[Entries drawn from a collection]
"""
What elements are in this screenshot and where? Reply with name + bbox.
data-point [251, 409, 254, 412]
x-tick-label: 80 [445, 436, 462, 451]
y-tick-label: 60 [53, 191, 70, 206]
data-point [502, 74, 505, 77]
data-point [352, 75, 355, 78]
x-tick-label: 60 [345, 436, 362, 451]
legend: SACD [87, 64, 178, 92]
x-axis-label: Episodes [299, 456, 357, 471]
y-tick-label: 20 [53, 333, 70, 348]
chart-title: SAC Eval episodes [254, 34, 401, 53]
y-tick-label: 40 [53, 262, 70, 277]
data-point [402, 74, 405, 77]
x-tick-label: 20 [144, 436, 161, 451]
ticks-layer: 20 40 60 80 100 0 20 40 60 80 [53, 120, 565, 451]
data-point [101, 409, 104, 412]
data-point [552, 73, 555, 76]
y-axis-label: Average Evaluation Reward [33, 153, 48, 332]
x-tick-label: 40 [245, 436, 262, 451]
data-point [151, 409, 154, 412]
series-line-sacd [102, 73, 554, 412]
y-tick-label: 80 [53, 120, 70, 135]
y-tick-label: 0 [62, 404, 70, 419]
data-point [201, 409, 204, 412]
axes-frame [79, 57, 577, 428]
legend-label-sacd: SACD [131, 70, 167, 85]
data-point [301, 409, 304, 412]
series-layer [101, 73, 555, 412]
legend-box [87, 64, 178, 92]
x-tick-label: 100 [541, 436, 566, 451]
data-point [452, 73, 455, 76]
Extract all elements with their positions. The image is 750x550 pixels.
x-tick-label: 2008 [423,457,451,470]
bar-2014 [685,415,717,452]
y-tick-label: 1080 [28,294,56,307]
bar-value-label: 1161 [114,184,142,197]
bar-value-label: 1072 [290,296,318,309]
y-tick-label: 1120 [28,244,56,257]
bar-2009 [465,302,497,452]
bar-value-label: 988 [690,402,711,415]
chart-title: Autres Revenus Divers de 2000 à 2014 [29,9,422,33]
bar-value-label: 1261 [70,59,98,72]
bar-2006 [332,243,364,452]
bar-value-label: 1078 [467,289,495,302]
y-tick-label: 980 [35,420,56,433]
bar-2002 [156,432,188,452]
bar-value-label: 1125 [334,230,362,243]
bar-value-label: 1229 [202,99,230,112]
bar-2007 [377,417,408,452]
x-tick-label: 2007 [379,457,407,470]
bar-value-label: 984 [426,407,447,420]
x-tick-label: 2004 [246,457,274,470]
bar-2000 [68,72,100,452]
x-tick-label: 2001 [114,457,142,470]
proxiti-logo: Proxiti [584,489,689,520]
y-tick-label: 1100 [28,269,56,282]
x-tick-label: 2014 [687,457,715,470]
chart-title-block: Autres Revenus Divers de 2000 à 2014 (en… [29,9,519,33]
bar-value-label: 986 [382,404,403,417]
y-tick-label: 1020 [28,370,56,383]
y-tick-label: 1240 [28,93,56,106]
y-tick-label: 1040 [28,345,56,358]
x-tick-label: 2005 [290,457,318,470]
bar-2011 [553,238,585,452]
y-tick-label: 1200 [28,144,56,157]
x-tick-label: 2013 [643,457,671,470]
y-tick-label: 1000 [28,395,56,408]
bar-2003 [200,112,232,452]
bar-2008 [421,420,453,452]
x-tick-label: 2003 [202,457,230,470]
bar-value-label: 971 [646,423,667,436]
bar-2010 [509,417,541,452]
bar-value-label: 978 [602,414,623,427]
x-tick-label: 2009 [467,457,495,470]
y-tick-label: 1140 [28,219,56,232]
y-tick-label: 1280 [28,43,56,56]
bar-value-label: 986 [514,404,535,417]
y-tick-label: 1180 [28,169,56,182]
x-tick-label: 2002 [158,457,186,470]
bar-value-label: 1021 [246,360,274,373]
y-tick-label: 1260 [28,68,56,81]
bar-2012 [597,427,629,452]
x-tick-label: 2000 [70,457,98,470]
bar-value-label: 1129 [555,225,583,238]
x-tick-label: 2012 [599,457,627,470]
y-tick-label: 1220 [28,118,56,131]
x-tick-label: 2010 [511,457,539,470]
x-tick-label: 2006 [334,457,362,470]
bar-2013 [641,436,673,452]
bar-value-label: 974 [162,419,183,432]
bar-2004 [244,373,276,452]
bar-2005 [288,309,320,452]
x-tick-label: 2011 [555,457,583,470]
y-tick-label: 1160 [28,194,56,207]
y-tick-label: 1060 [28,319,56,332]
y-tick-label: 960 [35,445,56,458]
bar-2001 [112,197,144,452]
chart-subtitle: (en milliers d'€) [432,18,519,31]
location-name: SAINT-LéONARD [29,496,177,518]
"""
■ Task requirements ■
Copy every line of the data above word for word, with nothing left out or changed.

■ Answer to the exercise ■
What elements are in this screenshot and where? Reply with name + bbox.
data-point [251, 409, 254, 412]
x-tick-label: 80 [445, 436, 462, 451]
y-tick-label: 60 [53, 191, 70, 206]
data-point [502, 74, 505, 77]
data-point [352, 75, 355, 78]
x-tick-label: 60 [345, 436, 362, 451]
legend: SACD [87, 64, 178, 92]
x-axis-label: Episodes [299, 456, 357, 471]
y-tick-label: 20 [53, 333, 70, 348]
chart-title: SAC Eval episodes [254, 34, 401, 53]
y-tick-label: 40 [53, 262, 70, 277]
data-point [402, 74, 405, 77]
x-tick-label: 20 [144, 436, 161, 451]
ticks-layer: 20 40 60 80 100 0 20 40 60 80 [53, 120, 565, 451]
data-point [101, 409, 104, 412]
data-point [552, 73, 555, 76]
y-axis-label: Average Evaluation Reward [33, 153, 48, 332]
x-tick-label: 40 [245, 436, 262, 451]
data-point [151, 409, 154, 412]
series-line-sacd [102, 73, 554, 412]
y-tick-label: 80 [53, 120, 70, 135]
y-tick-label: 0 [62, 404, 70, 419]
data-point [201, 409, 204, 412]
axes-frame [79, 57, 577, 428]
legend-label-sacd: SACD [131, 70, 167, 85]
data-point [301, 409, 304, 412]
series-layer [101, 73, 555, 412]
legend-box [87, 64, 178, 92]
x-tick-label: 100 [541, 436, 566, 451]
data-point [452, 73, 455, 76]
Extract all elements with their positions. The image is 750x550 pixels.
x-tick-label: 2008 [423,457,451,470]
bar-2014 [685,415,717,452]
y-tick-label: 1080 [28,294,56,307]
bar-value-label: 1161 [114,184,142,197]
bar-value-label: 1072 [290,296,318,309]
y-tick-label: 1120 [28,244,56,257]
bar-2009 [465,302,497,452]
bar-value-label: 988 [690,402,711,415]
chart-title: Autres Revenus Divers de 2000 à 2014 [29,9,422,33]
bar-value-label: 1261 [70,59,98,72]
bar-2006 [332,243,364,452]
bar-value-label: 1078 [467,289,495,302]
y-tick-label: 980 [35,420,56,433]
bar-2002 [156,432,188,452]
bar-value-label: 1125 [334,230,362,243]
bar-value-label: 1229 [202,99,230,112]
bar-2007 [377,417,408,452]
x-tick-label: 2007 [379,457,407,470]
bar-value-label: 984 [426,407,447,420]
x-tick-label: 2004 [246,457,274,470]
bar-2000 [68,72,100,452]
x-tick-label: 2001 [114,457,142,470]
proxiti-logo: Proxiti [584,489,689,520]
y-tick-label: 1100 [28,269,56,282]
x-tick-label: 2014 [687,457,715,470]
chart-title-block: Autres Revenus Divers de 2000 à 2014 (en… [29,9,519,33]
bar-value-label: 986 [382,404,403,417]
y-tick-label: 1020 [28,370,56,383]
y-tick-label: 1240 [28,93,56,106]
y-tick-label: 1040 [28,345,56,358]
x-tick-label: 2005 [290,457,318,470]
bar-2011 [553,238,585,452]
y-tick-label: 1200 [28,144,56,157]
x-tick-label: 2013 [643,457,671,470]
y-tick-label: 1000 [28,395,56,408]
bar-2003 [200,112,232,452]
bar-2008 [421,420,453,452]
x-tick-label: 2003 [202,457,230,470]
bar-value-label: 971 [646,423,667,436]
bar-2010 [509,417,541,452]
bar-value-label: 978 [602,414,623,427]
x-tick-label: 2009 [467,457,495,470]
y-tick-label: 1140 [28,219,56,232]
y-tick-label: 1280 [28,43,56,56]
bar-value-label: 986 [514,404,535,417]
y-tick-label: 1180 [28,169,56,182]
x-tick-label: 2002 [158,457,186,470]
bar-value-label: 1021 [246,360,274,373]
y-tick-label: 1260 [28,68,56,81]
bar-2012 [597,427,629,452]
x-tick-label: 2000 [70,457,98,470]
bar-value-label: 1129 [555,225,583,238]
x-tick-label: 2012 [599,457,627,470]
y-tick-label: 1220 [28,118,56,131]
x-tick-label: 2010 [511,457,539,470]
x-tick-label: 2006 [334,457,362,470]
bar-2013 [641,436,673,452]
bar-value-label: 974 [162,419,183,432]
bar-2004 [244,373,276,452]
bar-2005 [288,309,320,452]
x-tick-label: 2011 [555,457,583,470]
y-tick-label: 1160 [28,194,56,207]
y-tick-label: 1060 [28,319,56,332]
y-tick-label: 960 [35,445,56,458]
bar-2001 [112,197,144,452]
chart-subtitle: (en milliers d'€) [432,18,519,31]
location-name: SAINT-LéONARD [29,496,177,518]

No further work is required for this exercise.